## Stated task
Count, in the entries, the lines with "умерла". Answer with the number only.

━━ Exercise materials ━━

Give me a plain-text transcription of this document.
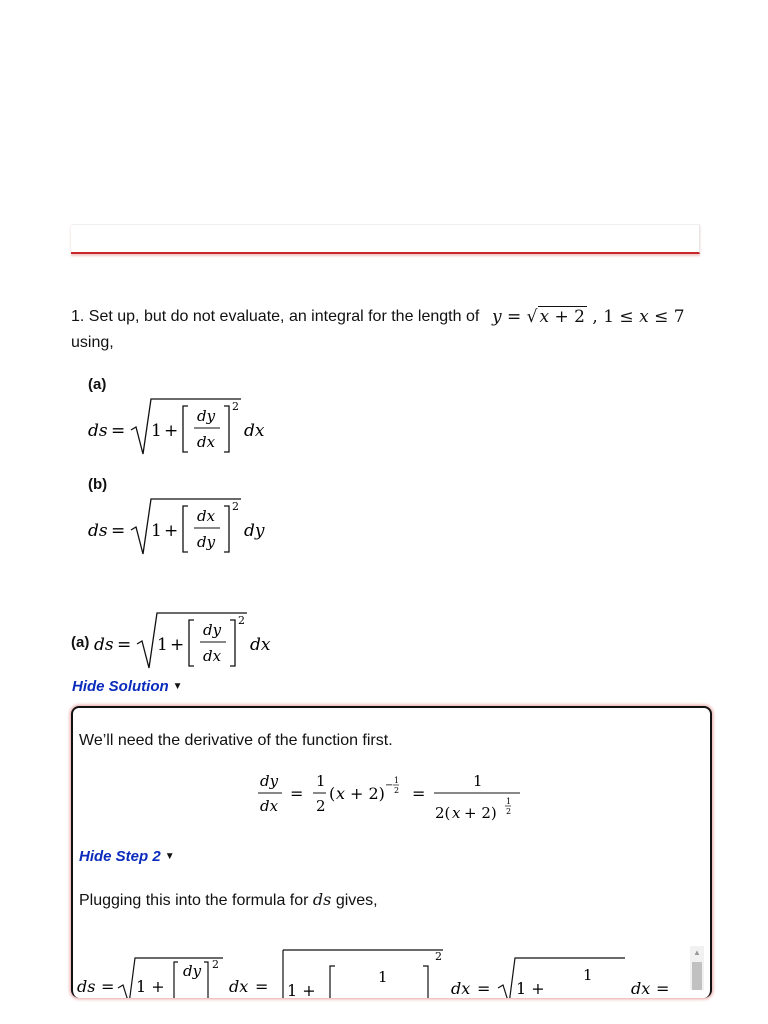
1. Set up, but do not evaluate, an integral for the length of y = √ x + 2 , 1 ≤ x ≤ 7

using,
(a)
ds = 1 +
dy
dx
2
dx
(b)
ds = 1 +
dx
dy
2
dy
(a) ds = 1 +
dy
dx
2
dx
Hide Solution ▼
We’ll need the derivative of the function first.
dy
dx
=
1
2
( x + 2) − 1
2 =
1
2( x + 2)
1
2
Hide Step 2 ▼
Plugging this into the formula for ds gives,
ds = 1 +
dy 2
dx = 1 +
1
2
dx = 1 +
1
dx =
▲
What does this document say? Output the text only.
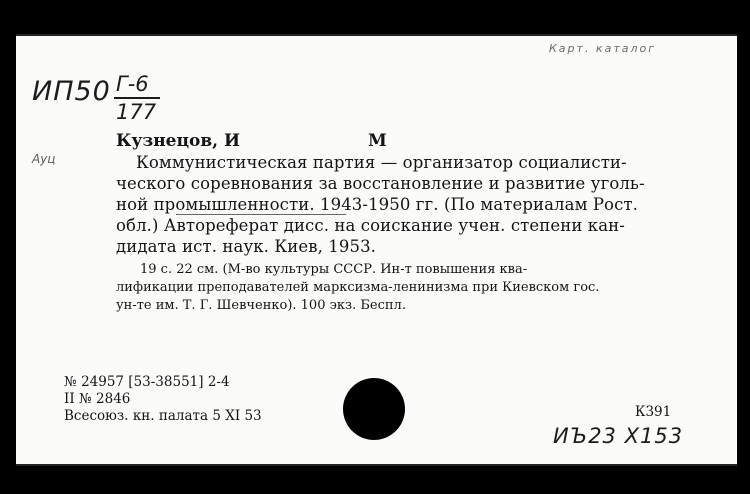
Карт. каталог
ИП50 Г-6
177
Ауц
Кузнецов, И	М
Коммунистическая партия — организатор социалисти-
ческого соревнования за восстановление и развитие уголь-
ной промышленности. 1943-1950 гг. (По материалам Рост.
обл.) Автореферат дисс. на соискание учен. степени кан-
дидата ист. наук. Киев, 1953.
19 с. 22 см. (М-во культуры СССР. Ин-т повышения ква-
лификации преподавателей марксизма-ленинизма при Киевском гос.
ун-те им. Т. Г. Шевченко). 100 экз. Беспл.
№ 24957 [53-38551] 2-4
II № 2846
Всесоюз. кн. палата 5 XI 53	К391
ИЪ23 Х153
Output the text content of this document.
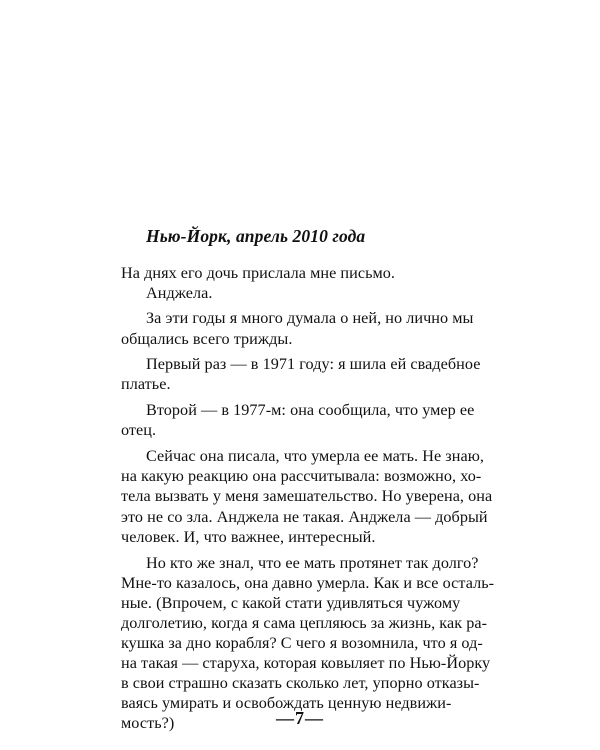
Нью-Йорк, апрель 2010 года
На днях его дочь прислала мне письмо.
Анджела.
За эти годы я много думала о ней, но лично мы
общались всего трижды.
Первый раз — в 1971 году: я шила ей свадебное
платье.
Второй — в 1977-м: она сообщила, что умер ее
отец.
Сейчас она писала, что умерла ее мать. Не знаю,
на какую реакцию она рассчитывала: возможно, хо-
тела вызвать у меня замешательство. Но уверена, она
это не со зла. Анджела не такая. Анджела — добрый
человек. И, что важнее, интересный.
Но кто же знал, что ее мать протянет так долго?
Мне-то казалось, она давно умерла. Как и все осталь-
ные. (Впрочем, с какой стати удивляться чужому
долголетию, когда я сама цепляюсь за жизнь, как ра-
кушка за дно корабля? С чего я возомнила, что я од-
на такая — старуха, которая ковыляет по Нью-Йорку
в свои страшно сказать сколько лет, упорно отказы-
ваясь умирать и освобождать ценную недвижи-
мость?)	—7—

━━━

## Right answer
2